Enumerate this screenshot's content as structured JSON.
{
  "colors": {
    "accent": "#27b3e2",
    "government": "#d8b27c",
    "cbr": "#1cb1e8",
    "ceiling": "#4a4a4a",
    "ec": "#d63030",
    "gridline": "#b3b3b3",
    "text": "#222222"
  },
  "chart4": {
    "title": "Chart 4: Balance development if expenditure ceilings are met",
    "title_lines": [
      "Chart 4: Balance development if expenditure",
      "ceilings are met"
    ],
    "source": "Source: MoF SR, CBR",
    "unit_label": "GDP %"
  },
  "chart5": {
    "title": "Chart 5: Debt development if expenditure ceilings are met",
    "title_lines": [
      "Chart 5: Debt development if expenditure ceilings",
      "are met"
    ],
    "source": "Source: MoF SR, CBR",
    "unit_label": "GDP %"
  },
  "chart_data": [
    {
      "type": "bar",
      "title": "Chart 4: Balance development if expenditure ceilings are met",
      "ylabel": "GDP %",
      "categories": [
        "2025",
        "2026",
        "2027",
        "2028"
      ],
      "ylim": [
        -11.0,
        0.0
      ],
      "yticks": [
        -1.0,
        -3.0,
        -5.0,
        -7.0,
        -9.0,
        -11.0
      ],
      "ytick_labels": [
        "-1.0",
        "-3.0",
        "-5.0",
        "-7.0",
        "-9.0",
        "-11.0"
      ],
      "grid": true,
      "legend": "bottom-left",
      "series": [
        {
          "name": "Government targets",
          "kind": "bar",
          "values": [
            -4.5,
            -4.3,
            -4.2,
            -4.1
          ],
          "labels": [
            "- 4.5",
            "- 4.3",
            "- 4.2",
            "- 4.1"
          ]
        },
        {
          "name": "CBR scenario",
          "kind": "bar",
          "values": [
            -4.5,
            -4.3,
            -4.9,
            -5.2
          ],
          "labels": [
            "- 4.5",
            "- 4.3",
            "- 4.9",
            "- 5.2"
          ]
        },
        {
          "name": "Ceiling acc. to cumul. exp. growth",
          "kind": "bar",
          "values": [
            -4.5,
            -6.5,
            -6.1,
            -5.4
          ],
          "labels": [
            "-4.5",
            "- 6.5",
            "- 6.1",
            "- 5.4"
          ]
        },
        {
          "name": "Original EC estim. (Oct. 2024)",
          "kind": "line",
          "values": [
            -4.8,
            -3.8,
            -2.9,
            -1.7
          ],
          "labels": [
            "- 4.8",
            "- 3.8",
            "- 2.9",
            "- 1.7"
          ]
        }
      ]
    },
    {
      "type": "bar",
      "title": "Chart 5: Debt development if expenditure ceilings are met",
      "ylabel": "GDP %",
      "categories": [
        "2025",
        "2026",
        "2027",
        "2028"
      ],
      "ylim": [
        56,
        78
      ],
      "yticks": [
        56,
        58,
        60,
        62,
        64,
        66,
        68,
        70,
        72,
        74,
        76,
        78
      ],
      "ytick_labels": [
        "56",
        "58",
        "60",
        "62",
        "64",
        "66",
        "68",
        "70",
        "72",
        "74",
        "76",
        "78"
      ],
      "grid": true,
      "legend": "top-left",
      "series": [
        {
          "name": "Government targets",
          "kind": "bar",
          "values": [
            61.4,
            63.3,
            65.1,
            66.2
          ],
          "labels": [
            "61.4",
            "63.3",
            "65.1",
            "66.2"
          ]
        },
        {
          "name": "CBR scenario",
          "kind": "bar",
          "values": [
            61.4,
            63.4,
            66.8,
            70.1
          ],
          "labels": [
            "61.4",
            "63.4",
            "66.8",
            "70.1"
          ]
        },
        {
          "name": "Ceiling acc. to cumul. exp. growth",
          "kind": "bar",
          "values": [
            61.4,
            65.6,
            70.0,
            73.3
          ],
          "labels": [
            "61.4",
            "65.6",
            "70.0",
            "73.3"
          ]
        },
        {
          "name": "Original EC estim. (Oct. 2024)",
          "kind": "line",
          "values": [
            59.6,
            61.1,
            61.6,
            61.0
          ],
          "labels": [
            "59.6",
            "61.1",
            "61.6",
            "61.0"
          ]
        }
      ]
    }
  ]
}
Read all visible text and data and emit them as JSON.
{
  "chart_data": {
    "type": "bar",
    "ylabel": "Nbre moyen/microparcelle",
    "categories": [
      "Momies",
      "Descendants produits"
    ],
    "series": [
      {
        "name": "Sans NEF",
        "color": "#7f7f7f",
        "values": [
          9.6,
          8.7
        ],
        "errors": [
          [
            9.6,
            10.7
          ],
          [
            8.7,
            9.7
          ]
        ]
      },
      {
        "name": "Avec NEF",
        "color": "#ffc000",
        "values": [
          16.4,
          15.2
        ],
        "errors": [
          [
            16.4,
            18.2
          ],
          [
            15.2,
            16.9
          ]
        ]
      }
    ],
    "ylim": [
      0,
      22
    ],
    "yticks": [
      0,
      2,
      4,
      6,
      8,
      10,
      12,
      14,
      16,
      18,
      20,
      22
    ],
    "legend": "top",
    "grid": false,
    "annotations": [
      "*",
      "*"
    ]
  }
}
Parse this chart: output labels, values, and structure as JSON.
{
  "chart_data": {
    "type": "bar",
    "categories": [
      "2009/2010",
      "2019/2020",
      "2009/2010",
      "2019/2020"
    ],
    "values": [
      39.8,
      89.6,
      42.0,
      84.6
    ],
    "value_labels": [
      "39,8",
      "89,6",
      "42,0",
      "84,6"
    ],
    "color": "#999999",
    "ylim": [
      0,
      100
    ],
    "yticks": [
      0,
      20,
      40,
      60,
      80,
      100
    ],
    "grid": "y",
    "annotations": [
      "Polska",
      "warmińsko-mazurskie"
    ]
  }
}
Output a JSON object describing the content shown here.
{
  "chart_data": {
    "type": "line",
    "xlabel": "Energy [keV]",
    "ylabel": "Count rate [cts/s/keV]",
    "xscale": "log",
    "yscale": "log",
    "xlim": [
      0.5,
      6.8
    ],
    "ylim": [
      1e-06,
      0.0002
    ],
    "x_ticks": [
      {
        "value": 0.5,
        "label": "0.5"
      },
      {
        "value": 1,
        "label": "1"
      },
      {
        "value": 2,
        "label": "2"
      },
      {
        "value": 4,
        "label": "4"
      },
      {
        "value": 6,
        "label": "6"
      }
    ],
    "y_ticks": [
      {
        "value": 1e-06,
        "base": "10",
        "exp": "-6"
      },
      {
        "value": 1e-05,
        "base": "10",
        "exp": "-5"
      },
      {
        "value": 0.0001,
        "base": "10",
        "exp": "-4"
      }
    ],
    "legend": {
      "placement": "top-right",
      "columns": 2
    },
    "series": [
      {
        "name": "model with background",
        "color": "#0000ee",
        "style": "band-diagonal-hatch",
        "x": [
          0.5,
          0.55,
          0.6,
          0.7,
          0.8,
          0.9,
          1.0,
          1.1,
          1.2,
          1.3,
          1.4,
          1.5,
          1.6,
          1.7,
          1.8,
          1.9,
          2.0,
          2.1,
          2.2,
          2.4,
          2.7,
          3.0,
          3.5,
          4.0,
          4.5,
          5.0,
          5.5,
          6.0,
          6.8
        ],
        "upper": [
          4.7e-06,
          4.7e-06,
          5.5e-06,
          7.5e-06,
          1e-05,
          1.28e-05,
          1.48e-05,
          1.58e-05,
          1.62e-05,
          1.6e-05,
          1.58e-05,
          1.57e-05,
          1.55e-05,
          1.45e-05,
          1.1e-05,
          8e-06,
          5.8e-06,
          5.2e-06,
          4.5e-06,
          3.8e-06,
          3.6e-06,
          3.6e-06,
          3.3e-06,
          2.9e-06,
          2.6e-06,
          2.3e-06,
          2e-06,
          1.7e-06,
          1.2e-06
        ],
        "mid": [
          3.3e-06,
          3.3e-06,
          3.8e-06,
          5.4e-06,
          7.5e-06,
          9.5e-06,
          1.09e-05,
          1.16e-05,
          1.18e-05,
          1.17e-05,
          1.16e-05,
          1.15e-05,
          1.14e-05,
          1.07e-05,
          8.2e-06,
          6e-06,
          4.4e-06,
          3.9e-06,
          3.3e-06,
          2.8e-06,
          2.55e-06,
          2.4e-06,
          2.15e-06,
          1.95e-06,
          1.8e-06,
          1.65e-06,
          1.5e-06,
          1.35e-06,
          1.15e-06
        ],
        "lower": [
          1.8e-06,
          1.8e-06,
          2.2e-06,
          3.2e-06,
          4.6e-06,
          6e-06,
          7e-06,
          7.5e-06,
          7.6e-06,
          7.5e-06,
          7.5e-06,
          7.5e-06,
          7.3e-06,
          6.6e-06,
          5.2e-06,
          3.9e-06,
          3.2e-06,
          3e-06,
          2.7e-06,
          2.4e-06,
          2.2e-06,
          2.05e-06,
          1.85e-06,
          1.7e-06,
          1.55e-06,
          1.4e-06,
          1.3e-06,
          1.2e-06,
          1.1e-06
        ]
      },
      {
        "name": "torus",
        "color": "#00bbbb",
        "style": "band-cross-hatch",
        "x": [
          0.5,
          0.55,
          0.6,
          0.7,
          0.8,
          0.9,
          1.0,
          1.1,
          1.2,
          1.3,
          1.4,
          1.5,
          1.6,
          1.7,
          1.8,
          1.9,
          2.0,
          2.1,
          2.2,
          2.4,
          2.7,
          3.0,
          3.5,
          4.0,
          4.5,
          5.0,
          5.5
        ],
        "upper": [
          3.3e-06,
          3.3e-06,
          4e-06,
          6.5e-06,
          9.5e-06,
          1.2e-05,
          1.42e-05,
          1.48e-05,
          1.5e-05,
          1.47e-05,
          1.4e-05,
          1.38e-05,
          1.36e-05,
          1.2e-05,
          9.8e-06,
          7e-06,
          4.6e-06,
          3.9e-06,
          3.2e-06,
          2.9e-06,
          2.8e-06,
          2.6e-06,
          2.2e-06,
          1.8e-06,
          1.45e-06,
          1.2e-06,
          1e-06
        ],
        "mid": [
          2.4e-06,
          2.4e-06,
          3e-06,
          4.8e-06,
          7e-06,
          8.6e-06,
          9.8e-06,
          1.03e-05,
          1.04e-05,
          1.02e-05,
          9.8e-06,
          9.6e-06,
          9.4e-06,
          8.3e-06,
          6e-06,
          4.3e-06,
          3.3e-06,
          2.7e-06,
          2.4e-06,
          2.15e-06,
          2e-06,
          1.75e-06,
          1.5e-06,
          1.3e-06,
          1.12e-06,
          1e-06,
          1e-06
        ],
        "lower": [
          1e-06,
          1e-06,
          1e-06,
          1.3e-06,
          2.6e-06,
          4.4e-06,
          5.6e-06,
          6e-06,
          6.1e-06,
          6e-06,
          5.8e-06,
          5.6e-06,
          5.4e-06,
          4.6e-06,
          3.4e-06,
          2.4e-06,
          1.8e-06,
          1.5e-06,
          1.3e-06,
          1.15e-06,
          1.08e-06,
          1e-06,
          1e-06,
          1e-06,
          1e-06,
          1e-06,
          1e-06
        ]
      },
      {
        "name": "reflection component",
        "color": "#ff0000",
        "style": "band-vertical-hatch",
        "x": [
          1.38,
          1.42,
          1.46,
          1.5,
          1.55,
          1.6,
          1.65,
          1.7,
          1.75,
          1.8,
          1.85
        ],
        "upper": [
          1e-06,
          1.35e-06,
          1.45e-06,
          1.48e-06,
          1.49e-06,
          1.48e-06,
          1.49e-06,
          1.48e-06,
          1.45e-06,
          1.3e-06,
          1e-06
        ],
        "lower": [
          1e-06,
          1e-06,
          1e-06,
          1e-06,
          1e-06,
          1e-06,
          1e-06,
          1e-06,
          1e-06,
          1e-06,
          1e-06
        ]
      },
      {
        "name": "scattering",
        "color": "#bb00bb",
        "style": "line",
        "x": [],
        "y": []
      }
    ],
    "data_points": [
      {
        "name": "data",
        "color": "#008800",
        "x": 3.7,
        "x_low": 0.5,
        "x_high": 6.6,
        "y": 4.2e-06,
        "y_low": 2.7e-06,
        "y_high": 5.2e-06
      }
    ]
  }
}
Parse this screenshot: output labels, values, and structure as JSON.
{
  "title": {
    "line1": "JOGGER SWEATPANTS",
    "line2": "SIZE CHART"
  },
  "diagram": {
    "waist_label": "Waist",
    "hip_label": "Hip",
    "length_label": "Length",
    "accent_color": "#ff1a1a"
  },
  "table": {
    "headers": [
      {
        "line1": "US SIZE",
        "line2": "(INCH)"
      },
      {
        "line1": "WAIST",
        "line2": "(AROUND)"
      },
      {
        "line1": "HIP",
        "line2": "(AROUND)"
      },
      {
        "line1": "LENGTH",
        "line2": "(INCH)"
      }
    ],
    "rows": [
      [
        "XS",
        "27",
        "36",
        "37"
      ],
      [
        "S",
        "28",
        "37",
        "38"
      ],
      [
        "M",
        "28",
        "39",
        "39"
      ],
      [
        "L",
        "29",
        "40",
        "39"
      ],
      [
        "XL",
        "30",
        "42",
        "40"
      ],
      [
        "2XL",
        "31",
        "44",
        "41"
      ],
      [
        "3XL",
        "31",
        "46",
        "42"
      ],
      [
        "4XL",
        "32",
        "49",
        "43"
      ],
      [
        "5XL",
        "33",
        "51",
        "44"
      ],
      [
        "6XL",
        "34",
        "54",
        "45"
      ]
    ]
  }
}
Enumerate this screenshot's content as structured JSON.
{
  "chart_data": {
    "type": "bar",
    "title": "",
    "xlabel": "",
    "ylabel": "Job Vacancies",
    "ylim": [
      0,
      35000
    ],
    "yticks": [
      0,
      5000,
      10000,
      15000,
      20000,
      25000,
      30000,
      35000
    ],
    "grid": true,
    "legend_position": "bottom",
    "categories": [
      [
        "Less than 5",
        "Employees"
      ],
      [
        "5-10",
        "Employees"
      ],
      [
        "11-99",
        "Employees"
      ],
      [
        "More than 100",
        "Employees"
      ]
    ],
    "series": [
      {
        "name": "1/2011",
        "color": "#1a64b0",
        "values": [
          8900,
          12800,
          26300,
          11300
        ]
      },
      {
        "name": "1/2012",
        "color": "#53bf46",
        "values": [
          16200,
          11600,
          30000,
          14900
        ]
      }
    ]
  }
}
◇ ◇ ◇ ◇ ◇
TO DO: Search the records for the string "text" and return every line in which it occurs.

FULL OUTPUT:
    "text": "#222222"
Read all visible text and data and emit them as JSON.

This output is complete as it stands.